===== Data lines =====

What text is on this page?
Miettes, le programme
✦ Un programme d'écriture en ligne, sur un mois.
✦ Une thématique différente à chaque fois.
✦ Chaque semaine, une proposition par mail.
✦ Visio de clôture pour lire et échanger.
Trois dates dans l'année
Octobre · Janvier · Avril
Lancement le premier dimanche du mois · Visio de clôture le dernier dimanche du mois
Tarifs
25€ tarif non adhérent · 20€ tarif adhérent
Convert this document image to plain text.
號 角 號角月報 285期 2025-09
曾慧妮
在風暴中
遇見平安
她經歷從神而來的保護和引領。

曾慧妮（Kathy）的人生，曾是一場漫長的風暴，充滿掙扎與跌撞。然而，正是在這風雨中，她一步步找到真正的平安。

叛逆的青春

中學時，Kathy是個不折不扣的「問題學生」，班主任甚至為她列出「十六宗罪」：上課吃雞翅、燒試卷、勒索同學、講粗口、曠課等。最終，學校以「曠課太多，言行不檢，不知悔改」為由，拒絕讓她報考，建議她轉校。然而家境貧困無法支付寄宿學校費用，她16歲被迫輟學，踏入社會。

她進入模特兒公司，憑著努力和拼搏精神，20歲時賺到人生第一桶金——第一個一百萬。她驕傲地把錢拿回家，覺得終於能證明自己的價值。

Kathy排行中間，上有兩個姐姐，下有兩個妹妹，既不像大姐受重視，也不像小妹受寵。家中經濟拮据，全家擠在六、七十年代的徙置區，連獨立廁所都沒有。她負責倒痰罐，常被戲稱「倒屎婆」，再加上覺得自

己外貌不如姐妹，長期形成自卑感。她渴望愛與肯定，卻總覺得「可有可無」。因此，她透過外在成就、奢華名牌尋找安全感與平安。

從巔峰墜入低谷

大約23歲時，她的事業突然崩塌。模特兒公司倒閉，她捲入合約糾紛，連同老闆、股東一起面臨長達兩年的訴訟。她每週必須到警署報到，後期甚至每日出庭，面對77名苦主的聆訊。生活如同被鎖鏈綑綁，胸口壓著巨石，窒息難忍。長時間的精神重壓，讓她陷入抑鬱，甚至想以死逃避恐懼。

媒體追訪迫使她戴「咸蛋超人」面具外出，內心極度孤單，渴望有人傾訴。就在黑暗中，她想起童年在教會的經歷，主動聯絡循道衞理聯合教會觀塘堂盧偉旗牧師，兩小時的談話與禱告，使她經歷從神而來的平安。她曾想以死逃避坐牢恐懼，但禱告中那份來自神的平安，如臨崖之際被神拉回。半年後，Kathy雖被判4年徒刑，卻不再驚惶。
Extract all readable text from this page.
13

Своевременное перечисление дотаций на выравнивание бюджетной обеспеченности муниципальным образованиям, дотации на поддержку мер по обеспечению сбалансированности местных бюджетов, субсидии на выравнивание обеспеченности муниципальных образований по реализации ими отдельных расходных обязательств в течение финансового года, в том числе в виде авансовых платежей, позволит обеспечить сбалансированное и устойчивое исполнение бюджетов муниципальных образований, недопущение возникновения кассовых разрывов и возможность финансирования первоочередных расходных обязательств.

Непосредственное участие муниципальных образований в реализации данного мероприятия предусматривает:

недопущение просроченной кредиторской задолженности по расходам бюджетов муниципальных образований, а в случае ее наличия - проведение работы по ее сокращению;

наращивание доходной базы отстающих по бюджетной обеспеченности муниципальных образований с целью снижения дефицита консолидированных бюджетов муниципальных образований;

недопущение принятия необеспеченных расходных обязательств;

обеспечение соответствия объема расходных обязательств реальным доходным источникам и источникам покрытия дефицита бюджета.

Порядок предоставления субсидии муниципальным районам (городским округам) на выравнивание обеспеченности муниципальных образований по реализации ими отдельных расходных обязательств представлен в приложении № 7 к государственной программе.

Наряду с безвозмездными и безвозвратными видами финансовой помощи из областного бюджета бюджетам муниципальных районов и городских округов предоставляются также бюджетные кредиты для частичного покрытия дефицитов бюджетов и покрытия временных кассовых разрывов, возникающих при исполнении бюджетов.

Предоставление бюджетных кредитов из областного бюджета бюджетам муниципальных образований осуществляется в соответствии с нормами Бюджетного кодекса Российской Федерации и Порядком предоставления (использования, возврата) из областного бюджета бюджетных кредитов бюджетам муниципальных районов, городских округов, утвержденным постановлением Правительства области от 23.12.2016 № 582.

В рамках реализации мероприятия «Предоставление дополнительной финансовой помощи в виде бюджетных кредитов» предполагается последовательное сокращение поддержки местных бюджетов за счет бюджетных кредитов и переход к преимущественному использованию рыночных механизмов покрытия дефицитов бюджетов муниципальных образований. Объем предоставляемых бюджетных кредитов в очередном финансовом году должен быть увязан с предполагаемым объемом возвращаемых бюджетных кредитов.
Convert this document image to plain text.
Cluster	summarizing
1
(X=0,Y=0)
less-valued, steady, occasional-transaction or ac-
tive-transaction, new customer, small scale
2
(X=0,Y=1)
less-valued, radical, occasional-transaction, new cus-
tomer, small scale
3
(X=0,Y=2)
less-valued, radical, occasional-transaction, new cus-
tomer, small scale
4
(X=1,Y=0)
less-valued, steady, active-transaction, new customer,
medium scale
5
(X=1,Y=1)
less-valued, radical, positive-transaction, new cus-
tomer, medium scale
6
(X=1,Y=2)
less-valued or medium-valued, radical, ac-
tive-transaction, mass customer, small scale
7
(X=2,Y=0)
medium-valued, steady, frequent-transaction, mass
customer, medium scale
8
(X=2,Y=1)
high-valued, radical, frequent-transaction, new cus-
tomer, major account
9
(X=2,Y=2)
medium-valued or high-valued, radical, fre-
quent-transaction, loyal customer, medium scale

=====

## Aim of the task
Write out the complete set of records exactly as given.

## Response to this exercise
What text is on this page?
Miettes, le programme
✦ Un programme d'écriture en ligne, sur un mois.
✦ Une thématique différente à chaque fois.
✦ Chaque semaine, une proposition par mail.
✦ Visio de clôture pour lire et échanger.
Trois dates dans l'année
Octobre · Janvier · Avril
Lancement le premier dimanche du mois · Visio de clôture le dernier dimanche du mois
Tarifs
25€ tarif non adhérent · 20€ tarif adhérent
Convert this document image to plain text.
號 角 號角月報 285期 2025-09
曾慧妮
在風暴中
遇見平安
她經歷從神而來的保護和引領。

曾慧妮（Kathy）的人生，曾是一場漫長的風暴，充滿掙扎與跌撞。然而，正是在這風雨中，她一步步找到真正的平安。

叛逆的青春

中學時，Kathy是個不折不扣的「問題學生」，班主任甚至為她列出「十六宗罪」：上課吃雞翅、燒試卷、勒索同學、講粗口、曠課等。最終，學校以「曠課太多，言行不檢，不知悔改」為由，拒絕讓她報考，建議她轉校。然而家境貧困無法支付寄宿學校費用，她16歲被迫輟學，踏入社會。

她進入模特兒公司，憑著努力和拼搏精神，20歲時賺到人生第一桶金——第一個一百萬。她驕傲地把錢拿回家，覺得終於能證明自己的價值。

Kathy排行中間，上有兩個姐姐，下有兩個妹妹，既不像大姐受重視，也不像小妹受寵。家中經濟拮据，全家擠在六、七十年代的徙置區，連獨立廁所都沒有。她負責倒痰罐，常被戲稱「倒屎婆」，再加上覺得自

己外貌不如姐妹，長期形成自卑感。她渴望愛與肯定，卻總覺得「可有可無」。因此，她透過外在成就、奢華名牌尋找安全感與平安。

從巔峰墜入低谷

大約23歲時，她的事業突然崩塌。模特兒公司倒閉，她捲入合約糾紛，連同老闆、股東一起面臨長達兩年的訴訟。她每週必須到警署報到，後期甚至每日出庭，面對77名苦主的聆訊。生活如同被鎖鏈綑綁，胸口壓著巨石，窒息難忍。長時間的精神重壓，讓她陷入抑鬱，甚至想以死逃避恐懼。

媒體追訪迫使她戴「咸蛋超人」面具外出，內心極度孤單，渴望有人傾訴。就在黑暗中，她想起童年在教會的經歷，主動聯絡循道衞理聯合教會觀塘堂盧偉旗牧師，兩小時的談話與禱告，使她經歷從神而來的平安。她曾想以死逃避坐牢恐懼，但禱告中那份來自神的平安，如臨崖之際被神拉回。半年後，Kathy雖被判4年徒刑，卻不再驚惶。
Extract all readable text from this page.
13

Своевременное перечисление дотаций на выравнивание бюджетной обеспеченности муниципальным образованиям, дотации на поддержку мер по обеспечению сбалансированности местных бюджетов, субсидии на выравнивание обеспеченности муниципальных образований по реализации ими отдельных расходных обязательств в течение финансового года, в том числе в виде авансовых платежей, позволит обеспечить сбалансированное и устойчивое исполнение бюджетов муниципальных образований, недопущение возникновения кассовых разрывов и возможность финансирования первоочередных расходных обязательств.

Непосредственное участие муниципальных образований в реализации данного мероприятия предусматривает:

недопущение просроченной кредиторской задолженности по расходам бюджетов муниципальных образований, а в случае ее наличия - проведение работы по ее сокращению;

наращивание доходной базы отстающих по бюджетной обеспеченности муниципальных образований с целью снижения дефицита консолидированных бюджетов муниципальных образований;

недопущение принятия необеспеченных расходных обязательств;

обеспечение соответствия объема расходных обязательств реальным доходным источникам и источникам покрытия дефицита бюджета.

Порядок предоставления субсидии муниципальным районам (городским округам) на выравнивание обеспеченности муниципальных образований по реализации ими отдельных расходных обязательств представлен в приложении № 7 к государственной программе.

Наряду с безвозмездными и безвозвратными видами финансовой помощи из областного бюджета бюджетам муниципальных районов и городских округов предоставляются также бюджетные кредиты для частичного покрытия дефицитов бюджетов и покрытия временных кассовых разрывов, возникающих при исполнении бюджетов.

Предоставление бюджетных кредитов из областного бюджета бюджетам муниципальных образований осуществляется в соответствии с нормами Бюджетного кодекса Российской Федерации и Порядком предоставления (использования, возврата) из областного бюджета бюджетных кредитов бюджетам муниципальных районов, городских округов, утвержденным постановлением Правительства области от 23.12.2016 № 582.

В рамках реализации мероприятия «Предоставление дополнительной финансовой помощи в виде бюджетных кредитов» предполагается последовательное сокращение поддержки местных бюджетов за счет бюджетных кредитов и переход к преимущественному использованию рыночных механизмов покрытия дефицитов бюджетов муниципальных образований. Объем предоставляемых бюджетных кредитов в очередном финансовом году должен быть увязан с предполагаемым объемом возвращаемых бюджетных кредитов.
Convert this document image to plain text.
Cluster	summarizing
1
(X=0,Y=0)
less-valued, steady, occasional-transaction or ac-
tive-transaction, new customer, small scale
2
(X=0,Y=1)
less-valued, radical, occasional-transaction, new cus-
tomer, small scale
3
(X=0,Y=2)
less-valued, radical, occasional-transaction, new cus-
tomer, small scale
4
(X=1,Y=0)
less-valued, steady, active-transaction, new customer,
medium scale
5
(X=1,Y=1)
less-valued, radical, positive-transaction, new cus-
tomer, medium scale
6
(X=1,Y=2)
less-valued or medium-valued, radical, ac-
tive-transaction, mass customer, small scale
7
(X=2,Y=0)
medium-valued, steady, frequent-transaction, mass
customer, medium scale
8
(X=2,Y=1)
high-valued, radical, frequent-transaction, new cus-
tomer, major account
9
(X=2,Y=2)
medium-valued or high-valued, radical, fre-
quent-transaction, loyal customer, medium scale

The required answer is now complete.